EXERCISE
Records follow. Copy every line with "Commits".

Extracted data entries
◇ ◇ ◇ ◇ ◇ ◇ ◇

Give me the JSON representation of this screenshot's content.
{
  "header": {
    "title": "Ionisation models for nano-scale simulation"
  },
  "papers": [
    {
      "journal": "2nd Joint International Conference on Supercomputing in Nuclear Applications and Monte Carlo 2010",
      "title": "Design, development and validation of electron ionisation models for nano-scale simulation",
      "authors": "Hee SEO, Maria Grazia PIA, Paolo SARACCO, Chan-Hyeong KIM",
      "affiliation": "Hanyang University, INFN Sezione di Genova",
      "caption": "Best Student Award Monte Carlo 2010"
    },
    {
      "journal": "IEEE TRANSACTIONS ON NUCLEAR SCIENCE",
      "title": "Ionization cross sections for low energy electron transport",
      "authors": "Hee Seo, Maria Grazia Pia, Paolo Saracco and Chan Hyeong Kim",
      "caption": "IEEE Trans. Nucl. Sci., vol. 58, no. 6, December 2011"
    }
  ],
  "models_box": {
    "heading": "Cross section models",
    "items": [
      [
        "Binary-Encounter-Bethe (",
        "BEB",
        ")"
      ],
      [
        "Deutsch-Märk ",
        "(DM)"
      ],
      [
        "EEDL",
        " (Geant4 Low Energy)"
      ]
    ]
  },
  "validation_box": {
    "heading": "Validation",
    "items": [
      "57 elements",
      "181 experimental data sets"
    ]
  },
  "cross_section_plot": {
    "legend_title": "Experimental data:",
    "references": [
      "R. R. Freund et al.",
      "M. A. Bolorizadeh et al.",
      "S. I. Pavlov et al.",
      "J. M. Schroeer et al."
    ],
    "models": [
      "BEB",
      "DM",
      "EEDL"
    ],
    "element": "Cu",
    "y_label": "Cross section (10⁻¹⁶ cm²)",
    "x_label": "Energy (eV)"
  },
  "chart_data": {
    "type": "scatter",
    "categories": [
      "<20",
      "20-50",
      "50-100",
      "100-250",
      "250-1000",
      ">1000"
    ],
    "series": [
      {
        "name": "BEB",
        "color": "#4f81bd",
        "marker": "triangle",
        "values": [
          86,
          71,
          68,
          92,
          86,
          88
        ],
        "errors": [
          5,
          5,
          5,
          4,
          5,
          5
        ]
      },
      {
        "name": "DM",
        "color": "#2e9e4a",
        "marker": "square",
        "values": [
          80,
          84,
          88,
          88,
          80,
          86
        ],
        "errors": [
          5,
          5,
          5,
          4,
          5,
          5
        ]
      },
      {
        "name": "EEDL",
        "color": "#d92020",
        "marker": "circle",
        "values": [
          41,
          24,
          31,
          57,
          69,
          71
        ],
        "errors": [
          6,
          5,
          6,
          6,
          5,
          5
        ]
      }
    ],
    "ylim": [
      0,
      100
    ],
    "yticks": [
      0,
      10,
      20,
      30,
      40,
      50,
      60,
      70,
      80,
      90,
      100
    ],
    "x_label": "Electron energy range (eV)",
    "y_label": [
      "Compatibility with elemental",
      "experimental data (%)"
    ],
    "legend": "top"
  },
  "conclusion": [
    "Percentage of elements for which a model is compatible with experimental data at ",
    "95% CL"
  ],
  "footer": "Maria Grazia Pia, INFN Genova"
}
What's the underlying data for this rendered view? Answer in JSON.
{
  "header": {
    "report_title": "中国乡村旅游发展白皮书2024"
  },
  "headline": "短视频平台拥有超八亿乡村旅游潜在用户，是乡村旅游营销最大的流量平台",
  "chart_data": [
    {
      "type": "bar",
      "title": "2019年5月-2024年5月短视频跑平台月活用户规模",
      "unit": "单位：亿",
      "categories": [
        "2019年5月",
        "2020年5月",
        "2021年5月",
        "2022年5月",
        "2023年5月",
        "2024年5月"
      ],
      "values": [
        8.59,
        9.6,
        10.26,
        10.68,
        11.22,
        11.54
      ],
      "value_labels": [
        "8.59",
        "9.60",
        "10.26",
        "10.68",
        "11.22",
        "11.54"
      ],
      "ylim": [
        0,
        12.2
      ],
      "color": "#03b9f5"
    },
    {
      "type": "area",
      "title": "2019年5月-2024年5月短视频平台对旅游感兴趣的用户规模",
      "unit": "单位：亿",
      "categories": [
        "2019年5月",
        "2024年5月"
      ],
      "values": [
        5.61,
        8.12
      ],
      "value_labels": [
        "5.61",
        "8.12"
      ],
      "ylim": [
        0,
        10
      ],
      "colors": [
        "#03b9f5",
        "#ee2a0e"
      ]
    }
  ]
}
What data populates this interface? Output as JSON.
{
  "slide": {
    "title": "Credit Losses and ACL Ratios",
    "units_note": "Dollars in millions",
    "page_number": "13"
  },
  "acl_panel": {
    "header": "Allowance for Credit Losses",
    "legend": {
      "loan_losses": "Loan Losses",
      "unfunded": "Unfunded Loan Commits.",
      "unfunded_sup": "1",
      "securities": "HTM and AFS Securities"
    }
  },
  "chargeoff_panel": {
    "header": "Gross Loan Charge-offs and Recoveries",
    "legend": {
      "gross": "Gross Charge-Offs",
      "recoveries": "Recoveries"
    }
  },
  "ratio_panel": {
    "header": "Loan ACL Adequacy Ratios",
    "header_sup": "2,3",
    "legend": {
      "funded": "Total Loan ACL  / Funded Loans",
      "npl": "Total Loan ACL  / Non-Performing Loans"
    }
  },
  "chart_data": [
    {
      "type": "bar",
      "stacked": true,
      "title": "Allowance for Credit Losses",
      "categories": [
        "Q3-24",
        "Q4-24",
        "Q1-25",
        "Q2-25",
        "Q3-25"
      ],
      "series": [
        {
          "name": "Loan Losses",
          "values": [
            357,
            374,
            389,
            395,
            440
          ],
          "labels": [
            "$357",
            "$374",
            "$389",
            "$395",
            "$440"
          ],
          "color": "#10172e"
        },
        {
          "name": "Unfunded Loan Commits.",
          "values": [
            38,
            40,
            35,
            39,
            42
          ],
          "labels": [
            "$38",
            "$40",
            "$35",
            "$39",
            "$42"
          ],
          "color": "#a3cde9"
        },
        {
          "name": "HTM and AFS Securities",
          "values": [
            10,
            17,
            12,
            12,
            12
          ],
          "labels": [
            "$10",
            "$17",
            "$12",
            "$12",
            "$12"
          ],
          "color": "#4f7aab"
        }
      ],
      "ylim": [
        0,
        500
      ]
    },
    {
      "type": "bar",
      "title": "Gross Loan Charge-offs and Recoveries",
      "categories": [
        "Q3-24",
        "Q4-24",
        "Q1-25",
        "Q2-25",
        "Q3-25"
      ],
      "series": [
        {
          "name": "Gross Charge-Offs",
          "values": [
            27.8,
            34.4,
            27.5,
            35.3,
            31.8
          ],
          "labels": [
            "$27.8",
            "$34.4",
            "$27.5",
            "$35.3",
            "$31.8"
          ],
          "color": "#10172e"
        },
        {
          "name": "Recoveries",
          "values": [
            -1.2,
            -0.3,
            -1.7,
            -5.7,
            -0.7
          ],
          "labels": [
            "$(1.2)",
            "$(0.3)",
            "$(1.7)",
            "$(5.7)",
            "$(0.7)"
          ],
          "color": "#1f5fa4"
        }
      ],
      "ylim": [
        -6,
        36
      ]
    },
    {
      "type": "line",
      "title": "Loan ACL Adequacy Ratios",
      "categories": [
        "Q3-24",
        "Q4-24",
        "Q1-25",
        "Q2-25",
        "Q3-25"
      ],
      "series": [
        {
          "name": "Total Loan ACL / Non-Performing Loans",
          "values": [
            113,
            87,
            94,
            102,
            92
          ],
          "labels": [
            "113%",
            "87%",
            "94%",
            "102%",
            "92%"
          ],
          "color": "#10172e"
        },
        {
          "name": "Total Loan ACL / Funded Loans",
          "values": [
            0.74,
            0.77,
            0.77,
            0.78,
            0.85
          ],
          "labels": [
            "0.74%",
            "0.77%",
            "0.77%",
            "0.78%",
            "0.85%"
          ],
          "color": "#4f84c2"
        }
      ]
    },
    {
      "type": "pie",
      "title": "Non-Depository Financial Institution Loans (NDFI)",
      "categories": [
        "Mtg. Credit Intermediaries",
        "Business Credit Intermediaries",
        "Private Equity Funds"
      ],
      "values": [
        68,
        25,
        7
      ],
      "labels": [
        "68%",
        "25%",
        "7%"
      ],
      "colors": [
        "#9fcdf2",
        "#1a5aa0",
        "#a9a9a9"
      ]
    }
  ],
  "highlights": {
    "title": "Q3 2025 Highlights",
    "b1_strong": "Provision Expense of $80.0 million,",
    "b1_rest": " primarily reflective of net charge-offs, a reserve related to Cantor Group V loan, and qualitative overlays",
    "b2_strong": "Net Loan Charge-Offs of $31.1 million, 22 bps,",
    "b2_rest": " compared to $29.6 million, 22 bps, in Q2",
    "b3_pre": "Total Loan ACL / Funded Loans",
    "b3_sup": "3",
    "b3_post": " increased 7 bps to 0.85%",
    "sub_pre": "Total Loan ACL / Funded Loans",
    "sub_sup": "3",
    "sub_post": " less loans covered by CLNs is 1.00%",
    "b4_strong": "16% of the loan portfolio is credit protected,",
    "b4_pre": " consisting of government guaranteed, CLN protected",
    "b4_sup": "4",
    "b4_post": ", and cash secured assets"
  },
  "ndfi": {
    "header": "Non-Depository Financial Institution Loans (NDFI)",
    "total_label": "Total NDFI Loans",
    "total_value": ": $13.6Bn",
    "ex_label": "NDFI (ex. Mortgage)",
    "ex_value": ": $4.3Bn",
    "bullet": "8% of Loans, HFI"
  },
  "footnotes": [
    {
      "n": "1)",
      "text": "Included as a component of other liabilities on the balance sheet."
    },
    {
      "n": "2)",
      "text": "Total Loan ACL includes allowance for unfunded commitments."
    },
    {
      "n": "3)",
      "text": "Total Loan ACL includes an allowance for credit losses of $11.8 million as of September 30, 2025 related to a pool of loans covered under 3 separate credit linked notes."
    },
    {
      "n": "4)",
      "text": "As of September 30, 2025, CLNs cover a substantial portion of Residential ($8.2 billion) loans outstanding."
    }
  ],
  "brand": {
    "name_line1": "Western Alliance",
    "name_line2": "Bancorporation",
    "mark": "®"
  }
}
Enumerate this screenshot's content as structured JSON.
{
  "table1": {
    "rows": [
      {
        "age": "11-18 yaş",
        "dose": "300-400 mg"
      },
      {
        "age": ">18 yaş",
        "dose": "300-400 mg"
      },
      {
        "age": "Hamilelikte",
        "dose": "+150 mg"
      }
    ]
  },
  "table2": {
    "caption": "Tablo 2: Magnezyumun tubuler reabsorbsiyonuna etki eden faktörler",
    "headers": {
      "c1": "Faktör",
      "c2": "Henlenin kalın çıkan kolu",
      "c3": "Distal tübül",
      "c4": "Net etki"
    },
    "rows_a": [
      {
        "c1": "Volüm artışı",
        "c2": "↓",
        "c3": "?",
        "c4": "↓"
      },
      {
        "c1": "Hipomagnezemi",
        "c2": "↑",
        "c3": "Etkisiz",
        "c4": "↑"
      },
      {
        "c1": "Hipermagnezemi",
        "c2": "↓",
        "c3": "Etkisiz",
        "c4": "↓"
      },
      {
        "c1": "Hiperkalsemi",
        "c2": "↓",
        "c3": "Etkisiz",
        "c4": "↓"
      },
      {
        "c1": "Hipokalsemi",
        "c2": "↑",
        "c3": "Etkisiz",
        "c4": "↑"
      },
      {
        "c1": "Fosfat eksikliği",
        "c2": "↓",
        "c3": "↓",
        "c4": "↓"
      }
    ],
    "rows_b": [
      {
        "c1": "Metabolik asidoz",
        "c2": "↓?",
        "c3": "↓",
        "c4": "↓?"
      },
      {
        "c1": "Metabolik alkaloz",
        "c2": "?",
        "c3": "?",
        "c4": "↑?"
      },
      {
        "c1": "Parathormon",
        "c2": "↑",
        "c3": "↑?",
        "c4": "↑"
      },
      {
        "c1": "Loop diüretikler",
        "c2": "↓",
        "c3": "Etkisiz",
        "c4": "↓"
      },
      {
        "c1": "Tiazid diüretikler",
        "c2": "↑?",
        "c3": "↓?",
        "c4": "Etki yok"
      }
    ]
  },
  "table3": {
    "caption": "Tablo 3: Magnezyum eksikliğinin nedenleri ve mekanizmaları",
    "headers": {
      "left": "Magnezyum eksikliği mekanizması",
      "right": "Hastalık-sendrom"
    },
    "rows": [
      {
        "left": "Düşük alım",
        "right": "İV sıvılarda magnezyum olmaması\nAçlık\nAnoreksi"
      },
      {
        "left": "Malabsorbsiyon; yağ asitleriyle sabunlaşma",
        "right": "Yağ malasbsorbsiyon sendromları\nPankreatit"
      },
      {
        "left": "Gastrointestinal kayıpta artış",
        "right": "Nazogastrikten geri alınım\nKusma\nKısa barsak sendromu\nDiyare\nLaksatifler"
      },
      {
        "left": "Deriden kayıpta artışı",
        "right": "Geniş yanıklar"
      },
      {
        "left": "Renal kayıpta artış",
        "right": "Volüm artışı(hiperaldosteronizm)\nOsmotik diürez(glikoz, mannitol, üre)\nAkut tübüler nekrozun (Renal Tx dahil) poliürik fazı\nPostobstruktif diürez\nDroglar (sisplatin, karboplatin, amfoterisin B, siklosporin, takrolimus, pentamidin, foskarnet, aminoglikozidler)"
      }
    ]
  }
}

◇ ◇ ◇ ◇ ◇ ◇ ◇

ANSWER FOR THE TASK
      "unfunded": "Unfunded Loan Commits.",
          "name": "Unfunded Loan Commits.",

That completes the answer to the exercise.